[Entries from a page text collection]

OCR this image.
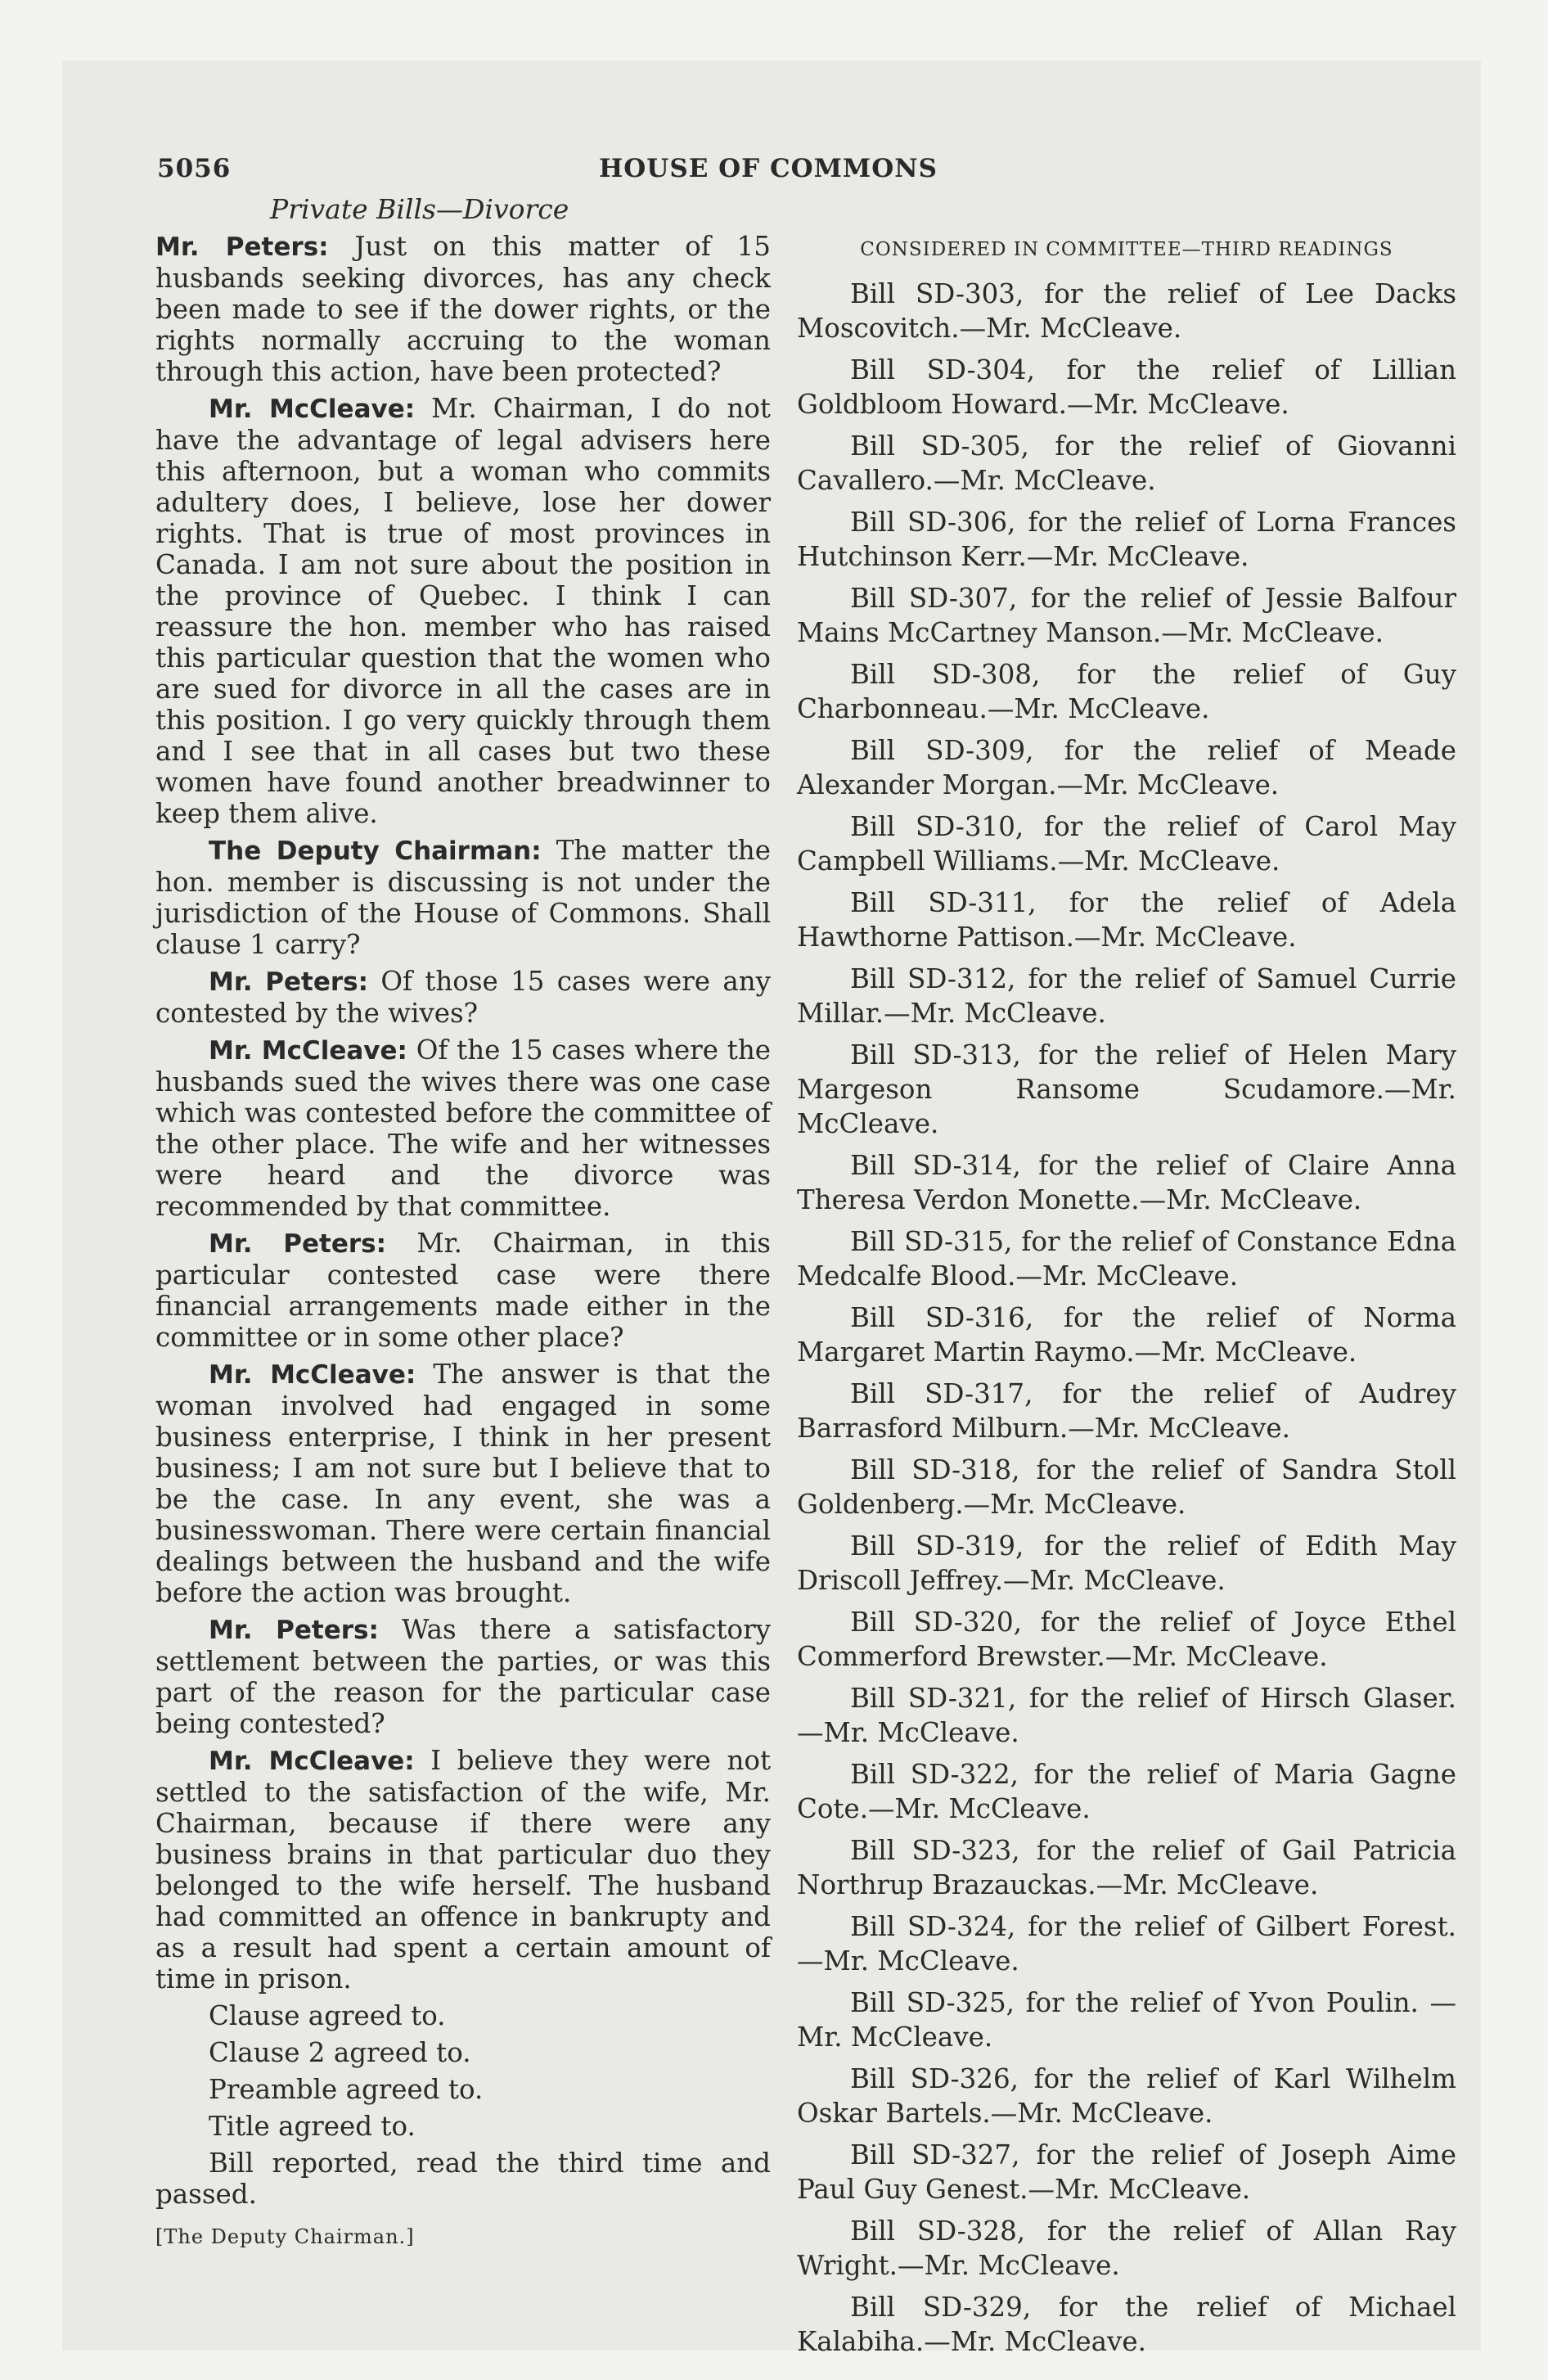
5056	HOUSE OF COMMONS
Private Bills—Divorce

Mr. Peters: Just on this matter of 15 husbands seeking divorces, has any check been made to see if the dower rights, or the rights normally accruing to the woman through this action, have been protected?

Mr. McCleave: Mr. Chairman, I do not have the advantage of legal advisers here this afternoon, but a woman who commits adultery does, I believe, lose her dower rights. That is true of most provinces in Canada. I am not sure about the position in the province of Quebec. I think I can reassure the hon. member who has raised this particular question that the women who are sued for divorce in all the cases are in this position. I go very quickly through them and I see that in all cases but two these women have found another breadwinner to keep them alive.

The Deputy Chairman: The matter the hon. member is discussing is not under the jurisdiction of the House of Commons. Shall clause 1 carry?

Mr. Peters: Of those 15 cases were any contested by the wives?

Mr. McCleave: Of the 15 cases where the husbands sued the wives there was one case which was contested before the committee of the other place. The wife and her witnesses were heard and the divorce was recommended by that committee.

Mr. Peters: Mr. Chairman, in this particular contested case were there financial arrangements made either in the committee or in some other place?

Mr. McCleave: The answer is that the woman involved had engaged in some business enterprise, I think in her present business; I am not sure but I believe that to be the case. In any event, she was a businesswoman. There were certain financial dealings between the husband and the wife before the action was brought.

Mr. Peters: Was there a satisfactory settlement between the parties, or was this part of the reason for the particular case being contested?

Mr. McCleave: I believe they were not settled to the satisfaction of the wife, Mr. Chairman, because if there were any business brains in that particular duo they belonged to the wife herself. The husband had committed an offence in bankrupty and as a result had spent a certain amount of time in prison.

Clause agreed to.

Clause 2 agreed to.

Preamble agreed to.

Title agreed to.

Bill reported, read the third time and passed.

[The Deputy Chairman.]
CONSIDERED IN COMMITTEE—THIRD READINGS

Bill SD-303, for the relief of Lee Dacks Moscovitch.—Mr. McCleave.

Bill SD-304, for the relief of Lillian Goldbloom Howard.—Mr. McCleave.

Bill SD-305, for the relief of Giovanni Cavallero.—Mr. McCleave.

Bill SD-306, for the relief of Lorna Frances Hutchinson Kerr.—Mr. McCleave.

Bill SD-307, for the relief of Jessie Balfour Mains McCartney Manson.—Mr. McCleave.

Bill SD-308, for the relief of Guy Charbonneau.—Mr. McCleave.

Bill SD-309, for the relief of Meade Alexander Morgan.—Mr. McCleave.

Bill SD-310, for the relief of Carol May Campbell Williams.—Mr. McCleave.

Bill SD-311, for the relief of Adela Hawthorne Pattison.—Mr. McCleave.

Bill SD-312, for the relief of Samuel Currie Millar.—Mr. McCleave.

Bill SD-313, for the relief of Helen Mary Margeson Ransome Scudamore.—Mr. McCleave.

Bill SD-314, for the relief of Claire Anna Theresa Verdon Monette.—Mr. McCleave.

Bill SD-315, for the relief of Constance Edna Medcalfe Blood.—Mr. McCleave.

Bill SD-316, for the relief of Norma Margaret Martin Raymo.—Mr. McCleave.

Bill SD-317, for the relief of Audrey Barrasford Milburn.—Mr. McCleave.

Bill SD-318, for the relief of Sandra Stoll Goldenberg.—Mr. McCleave.

Bill SD-319, for the relief of Edith May Driscoll Jeffrey.—Mr. McCleave.

Bill SD-320, for the relief of Joyce Ethel Commerford Brewster.—Mr. McCleave.

Bill SD-321, for the relief of Hirsch Glaser. —Mr. McCleave.

Bill SD-322, for the relief of Maria Gagne Cote.—Mr. McCleave.

Bill SD-323, for the relief of Gail Patricia Northrup Brazauckas.—Mr. McCleave.

Bill SD-324, for the relief of Gilbert Forest. —Mr. McCleave.

Bill SD-325, for the relief of Yvon Poulin. —Mr. McCleave.

Bill SD-326, for the relief of Karl Wilhelm Oskar Bartels.—Mr. McCleave.

Bill SD-327, for the relief of Joseph Aime Paul Guy Genest.—Mr. McCleave.

Bill SD-328, for the relief of Allan Ray Wright.—Mr. McCleave.

Bill SD-329, for the relief of Michael Kalabiha.—Mr. McCleave.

### BRIEF
With the pictures omitted, the records above are to be repeated exactly.

### ANSWER TO THE EXERCISE
OCR this image.
5056	HOUSE OF COMMONS
Private Bills—Divorce

Mr. Peters: Just on this matter of 15 husbands seeking divorces, has any check been made to see if the dower rights, or the rights normally accruing to the woman through this action, have been protected?

Mr. McCleave: Mr. Chairman, I do not have the advantage of legal advisers here this afternoon, but a woman who commits adultery does, I believe, lose her dower rights. That is true of most provinces in Canada. I am not sure about the position in the province of Quebec. I think I can reassure the hon. member who has raised this particular question that the women who are sued for divorce in all the cases are in this position. I go very quickly through them and I see that in all cases but two these women have found another breadwinner to keep them alive.

The Deputy Chairman: The matter the hon. member is discussing is not under the jurisdiction of the House of Commons. Shall clause 1 carry?

Mr. Peters: Of those 15 cases were any contested by the wives?

Mr. McCleave: Of the 15 cases where the husbands sued the wives there was one case which was contested before the committee of the other place. The wife and her witnesses were heard and the divorce was recommended by that committee.

Mr. Peters: Mr. Chairman, in this particular contested case were there financial arrangements made either in the committee or in some other place?

Mr. McCleave: The answer is that the woman involved had engaged in some business enterprise, I think in her present business; I am not sure but I believe that to be the case. In any event, she was a businesswoman. There were certain financial dealings between the husband and the wife before the action was brought.

Mr. Peters: Was there a satisfactory settlement between the parties, or was this part of the reason for the particular case being contested?

Mr. McCleave: I believe they were not settled to the satisfaction of the wife, Mr. Chairman, because if there were any business brains in that particular duo they belonged to the wife herself. The husband had committed an offence in bankrupty and as a result had spent a certain amount of time in prison.

Clause agreed to.

Clause 2 agreed to.

Preamble agreed to.

Title agreed to.

Bill reported, read the third time and passed.

[The Deputy Chairman.]
CONSIDERED IN COMMITTEE—THIRD READINGS

Bill SD-303, for the relief of Lee Dacks Moscovitch.—Mr. McCleave.

Bill SD-304, for the relief of Lillian Goldbloom Howard.—Mr. McCleave.

Bill SD-305, for the relief of Giovanni Cavallero.—Mr. McCleave.

Bill SD-306, for the relief of Lorna Frances Hutchinson Kerr.—Mr. McCleave.

Bill SD-307, for the relief of Jessie Balfour Mains McCartney Manson.—Mr. McCleave.

Bill SD-308, for the relief of Guy Charbonneau.—Mr. McCleave.

Bill SD-309, for the relief of Meade Alexander Morgan.—Mr. McCleave.

Bill SD-310, for the relief of Carol May Campbell Williams.—Mr. McCleave.

Bill SD-311, for the relief of Adela Hawthorne Pattison.—Mr. McCleave.

Bill SD-312, for the relief of Samuel Currie Millar.—Mr. McCleave.

Bill SD-313, for the relief of Helen Mary Margeson Ransome Scudamore.—Mr. McCleave.

Bill SD-314, for the relief of Claire Anna Theresa Verdon Monette.—Mr. McCleave.

Bill SD-315, for the relief of Constance Edna Medcalfe Blood.—Mr. McCleave.

Bill SD-316, for the relief of Norma Margaret Martin Raymo.—Mr. McCleave.

Bill SD-317, for the relief of Audrey Barrasford Milburn.—Mr. McCleave.

Bill SD-318, for the relief of Sandra Stoll Goldenberg.—Mr. McCleave.

Bill SD-319, for the relief of Edith May Driscoll Jeffrey.—Mr. McCleave.

Bill SD-320, for the relief of Joyce Ethel Commerford Brewster.—Mr. McCleave.

Bill SD-321, for the relief of Hirsch Glaser. —Mr. McCleave.

Bill SD-322, for the relief of Maria Gagne Cote.—Mr. McCleave.

Bill SD-323, for the relief of Gail Patricia Northrup Brazauckas.—Mr. McCleave.

Bill SD-324, for the relief of Gilbert Forest. —Mr. McCleave.

Bill SD-325, for the relief of Yvon Poulin. —Mr. McCleave.

Bill SD-326, for the relief of Karl Wilhelm Oskar Bartels.—Mr. McCleave.

Bill SD-327, for the relief of Joseph Aime Paul Guy Genest.—Mr. McCleave.

Bill SD-328, for the relief of Allan Ray Wright.—Mr. McCleave.

Bill SD-329, for the relief of Michael Kalabiha.—Mr. McCleave.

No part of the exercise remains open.